## Dataset listings of figures
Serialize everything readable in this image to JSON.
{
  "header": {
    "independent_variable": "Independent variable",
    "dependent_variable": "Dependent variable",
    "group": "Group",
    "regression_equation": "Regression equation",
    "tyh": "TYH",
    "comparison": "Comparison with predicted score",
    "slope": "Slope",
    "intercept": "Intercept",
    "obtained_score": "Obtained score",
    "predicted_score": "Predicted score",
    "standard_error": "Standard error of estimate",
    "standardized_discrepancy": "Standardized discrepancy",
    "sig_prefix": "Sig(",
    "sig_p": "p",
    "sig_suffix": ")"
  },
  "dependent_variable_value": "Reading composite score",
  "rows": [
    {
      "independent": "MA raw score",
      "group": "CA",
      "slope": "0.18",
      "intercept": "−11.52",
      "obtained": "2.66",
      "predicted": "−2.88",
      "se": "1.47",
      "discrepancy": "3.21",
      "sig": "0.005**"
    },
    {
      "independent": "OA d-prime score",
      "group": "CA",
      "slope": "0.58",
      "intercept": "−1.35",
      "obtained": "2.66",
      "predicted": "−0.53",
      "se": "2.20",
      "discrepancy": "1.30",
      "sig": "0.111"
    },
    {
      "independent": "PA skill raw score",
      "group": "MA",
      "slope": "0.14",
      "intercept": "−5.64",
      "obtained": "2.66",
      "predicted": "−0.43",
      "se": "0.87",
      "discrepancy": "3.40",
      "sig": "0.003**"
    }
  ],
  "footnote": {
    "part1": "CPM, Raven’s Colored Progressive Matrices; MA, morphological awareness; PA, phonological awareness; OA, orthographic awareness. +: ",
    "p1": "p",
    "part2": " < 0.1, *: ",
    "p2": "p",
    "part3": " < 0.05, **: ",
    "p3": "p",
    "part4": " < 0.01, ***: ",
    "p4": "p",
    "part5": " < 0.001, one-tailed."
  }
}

## AIM
Your task is to collect every line above that contains the word "intercept".

## SOLUTION TO THE PROBLEM
    "intercept": "Intercept",
      "intercept": "−11.52",
      "intercept": "−1.35",
      "intercept": "−5.64",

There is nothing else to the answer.